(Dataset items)
- - -
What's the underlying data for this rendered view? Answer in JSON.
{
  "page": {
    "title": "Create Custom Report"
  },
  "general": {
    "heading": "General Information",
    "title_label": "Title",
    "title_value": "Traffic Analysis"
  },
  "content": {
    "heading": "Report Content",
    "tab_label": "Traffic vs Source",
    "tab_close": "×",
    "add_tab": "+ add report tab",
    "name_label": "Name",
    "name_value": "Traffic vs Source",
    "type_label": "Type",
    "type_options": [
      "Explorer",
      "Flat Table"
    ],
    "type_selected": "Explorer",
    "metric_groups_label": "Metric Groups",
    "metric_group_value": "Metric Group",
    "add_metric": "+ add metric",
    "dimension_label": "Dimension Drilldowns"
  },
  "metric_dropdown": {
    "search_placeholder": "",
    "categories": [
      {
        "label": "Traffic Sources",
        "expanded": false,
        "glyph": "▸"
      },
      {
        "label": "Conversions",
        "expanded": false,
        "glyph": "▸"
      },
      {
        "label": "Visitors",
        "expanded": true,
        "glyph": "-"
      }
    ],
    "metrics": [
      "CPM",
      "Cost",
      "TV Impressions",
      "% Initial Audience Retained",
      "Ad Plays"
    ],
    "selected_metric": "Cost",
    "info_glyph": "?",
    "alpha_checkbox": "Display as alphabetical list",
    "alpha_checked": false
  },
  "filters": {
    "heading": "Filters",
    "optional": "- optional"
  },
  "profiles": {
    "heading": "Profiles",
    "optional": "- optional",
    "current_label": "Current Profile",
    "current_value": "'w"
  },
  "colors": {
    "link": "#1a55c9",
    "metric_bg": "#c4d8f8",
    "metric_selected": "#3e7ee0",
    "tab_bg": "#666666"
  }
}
- - -
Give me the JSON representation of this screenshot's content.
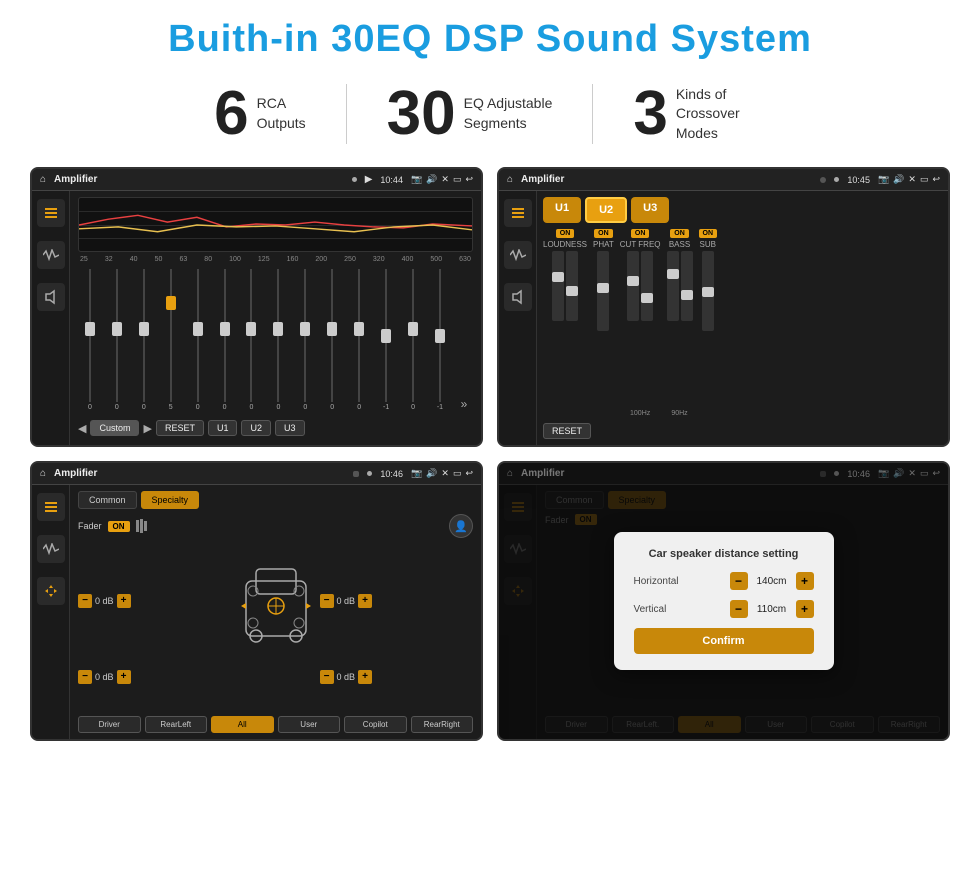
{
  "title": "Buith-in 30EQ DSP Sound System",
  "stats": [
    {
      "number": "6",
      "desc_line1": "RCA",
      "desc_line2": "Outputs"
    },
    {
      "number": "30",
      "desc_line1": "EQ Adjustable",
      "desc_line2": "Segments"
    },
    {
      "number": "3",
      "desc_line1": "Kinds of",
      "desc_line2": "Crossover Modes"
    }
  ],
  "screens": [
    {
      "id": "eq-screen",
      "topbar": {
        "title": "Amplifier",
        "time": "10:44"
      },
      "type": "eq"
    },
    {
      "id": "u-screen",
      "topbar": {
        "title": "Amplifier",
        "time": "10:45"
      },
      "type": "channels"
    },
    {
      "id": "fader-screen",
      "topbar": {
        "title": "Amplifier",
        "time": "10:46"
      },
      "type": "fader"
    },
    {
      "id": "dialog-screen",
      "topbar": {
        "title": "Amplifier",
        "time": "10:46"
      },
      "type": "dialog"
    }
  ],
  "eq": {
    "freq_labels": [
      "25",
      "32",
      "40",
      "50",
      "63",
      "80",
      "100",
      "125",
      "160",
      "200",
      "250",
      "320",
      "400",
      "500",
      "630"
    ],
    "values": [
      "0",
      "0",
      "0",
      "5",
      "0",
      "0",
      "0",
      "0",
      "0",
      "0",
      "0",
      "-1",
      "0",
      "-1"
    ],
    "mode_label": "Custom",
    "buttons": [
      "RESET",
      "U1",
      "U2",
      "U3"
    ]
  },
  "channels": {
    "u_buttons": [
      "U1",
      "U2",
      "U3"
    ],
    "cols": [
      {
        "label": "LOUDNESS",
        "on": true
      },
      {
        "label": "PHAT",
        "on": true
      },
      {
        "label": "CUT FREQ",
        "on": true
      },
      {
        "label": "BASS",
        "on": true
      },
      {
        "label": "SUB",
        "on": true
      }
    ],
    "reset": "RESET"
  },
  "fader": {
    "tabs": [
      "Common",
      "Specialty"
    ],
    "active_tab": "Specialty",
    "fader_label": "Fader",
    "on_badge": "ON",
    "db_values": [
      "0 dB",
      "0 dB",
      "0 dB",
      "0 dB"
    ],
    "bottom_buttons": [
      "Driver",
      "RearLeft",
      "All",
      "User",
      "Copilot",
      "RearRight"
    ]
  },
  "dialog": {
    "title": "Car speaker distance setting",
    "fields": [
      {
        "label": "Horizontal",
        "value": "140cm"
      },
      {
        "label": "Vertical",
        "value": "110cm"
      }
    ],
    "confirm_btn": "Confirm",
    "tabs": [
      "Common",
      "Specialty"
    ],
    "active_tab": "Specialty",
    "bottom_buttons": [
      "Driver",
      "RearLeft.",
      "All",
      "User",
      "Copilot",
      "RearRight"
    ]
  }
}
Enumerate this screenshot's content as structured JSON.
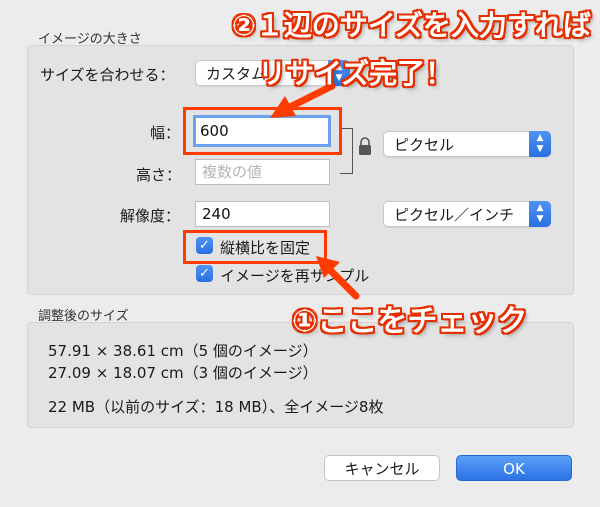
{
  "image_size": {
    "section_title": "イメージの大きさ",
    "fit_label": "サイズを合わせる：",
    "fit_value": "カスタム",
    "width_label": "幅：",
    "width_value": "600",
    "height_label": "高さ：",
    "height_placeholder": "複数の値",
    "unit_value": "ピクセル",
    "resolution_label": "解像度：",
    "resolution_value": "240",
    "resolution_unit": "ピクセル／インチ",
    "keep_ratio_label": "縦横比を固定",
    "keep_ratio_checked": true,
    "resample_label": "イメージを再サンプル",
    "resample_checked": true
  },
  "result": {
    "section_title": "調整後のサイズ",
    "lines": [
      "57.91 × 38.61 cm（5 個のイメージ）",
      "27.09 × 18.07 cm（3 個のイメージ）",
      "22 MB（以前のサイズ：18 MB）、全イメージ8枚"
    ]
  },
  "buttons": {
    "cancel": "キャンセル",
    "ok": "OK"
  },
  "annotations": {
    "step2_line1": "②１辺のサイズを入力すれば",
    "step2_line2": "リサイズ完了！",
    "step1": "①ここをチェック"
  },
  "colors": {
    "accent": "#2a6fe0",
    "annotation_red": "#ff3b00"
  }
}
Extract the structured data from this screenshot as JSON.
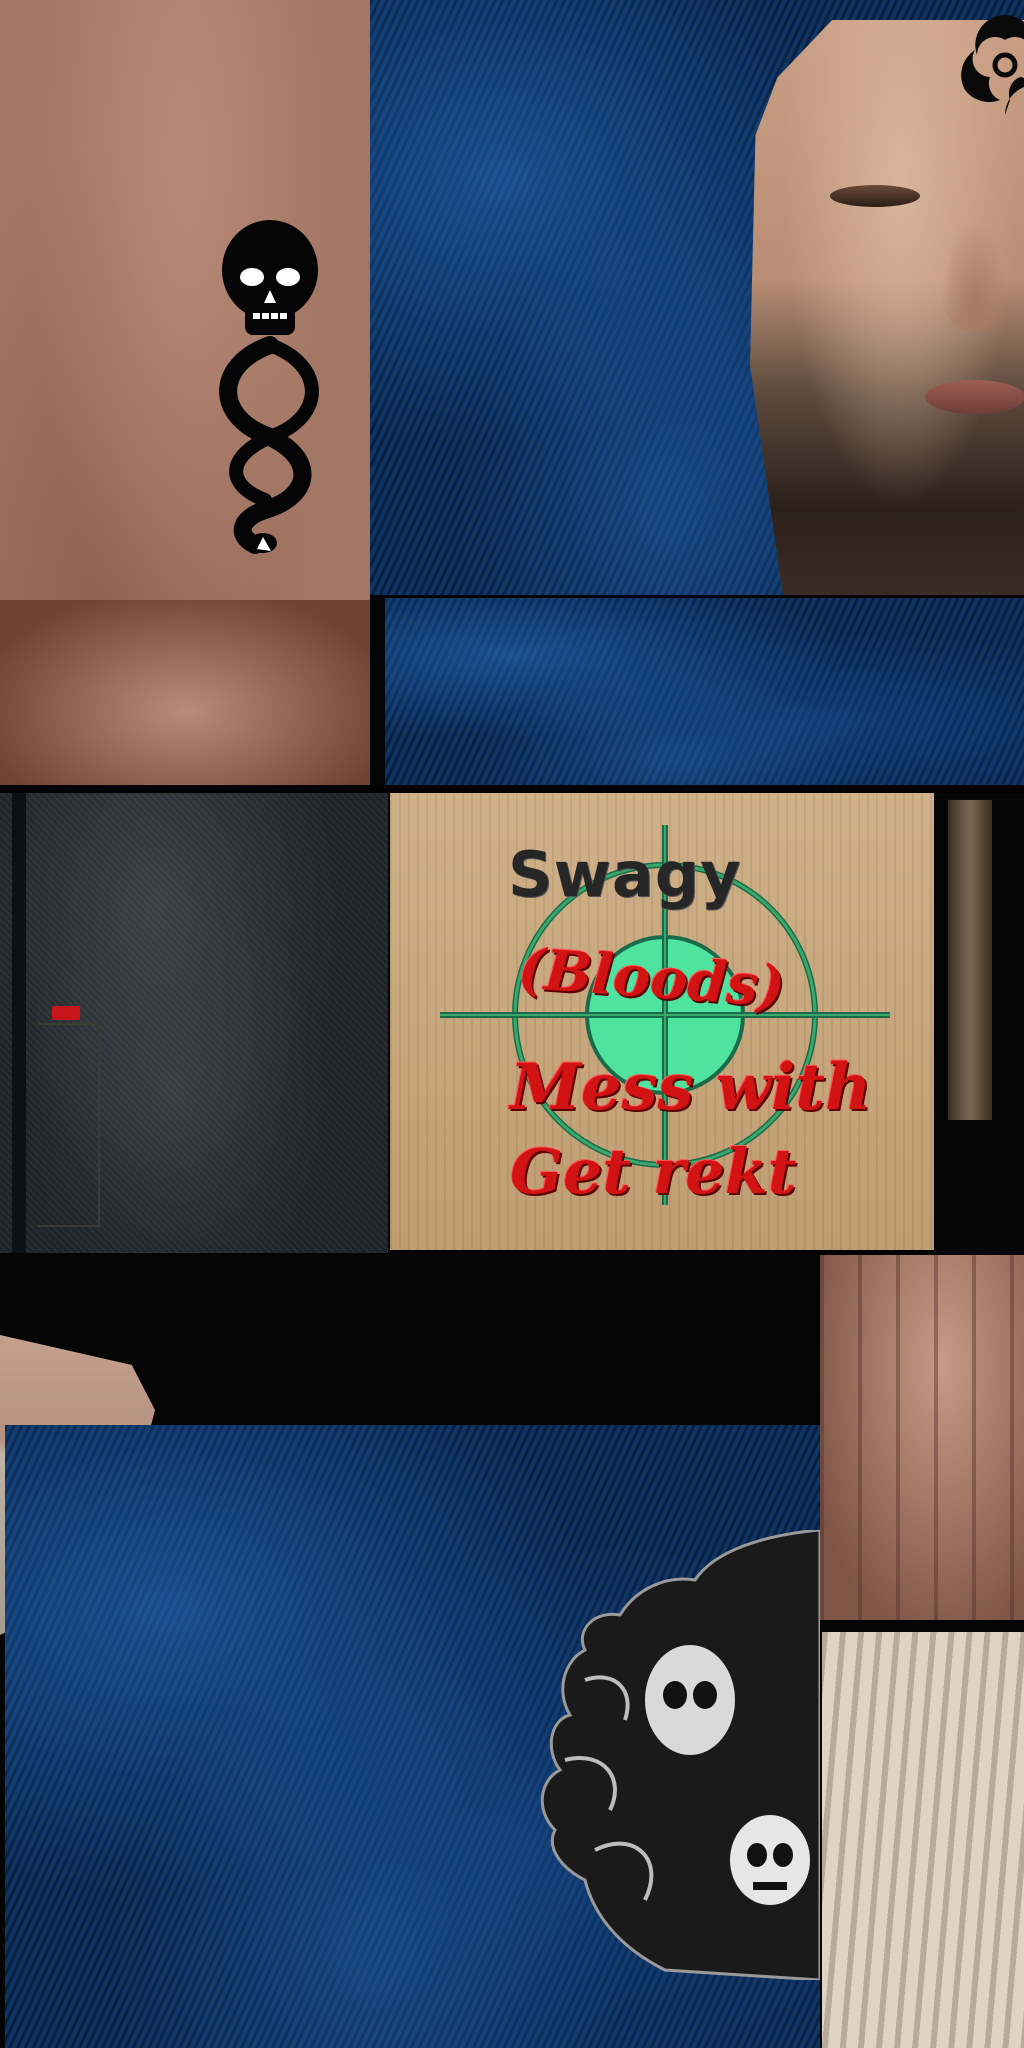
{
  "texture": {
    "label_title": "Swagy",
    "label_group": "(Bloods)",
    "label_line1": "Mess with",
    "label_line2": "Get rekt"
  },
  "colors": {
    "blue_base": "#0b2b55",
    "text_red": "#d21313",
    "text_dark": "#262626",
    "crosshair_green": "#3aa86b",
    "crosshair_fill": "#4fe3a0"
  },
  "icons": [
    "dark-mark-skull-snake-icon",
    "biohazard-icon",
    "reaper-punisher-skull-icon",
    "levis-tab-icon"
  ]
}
- - -
Exercise objective:
Locate all lines holding the word "JSON", then copy them out.

Output of the exercise:
What's the underlying data for this rendered view? Answer in JSON.
Give me the JSON representation of this screenshot's content.
Enumerate this screenshot's content as structured JSON.
Extract the structured data from this screenshot as JSON.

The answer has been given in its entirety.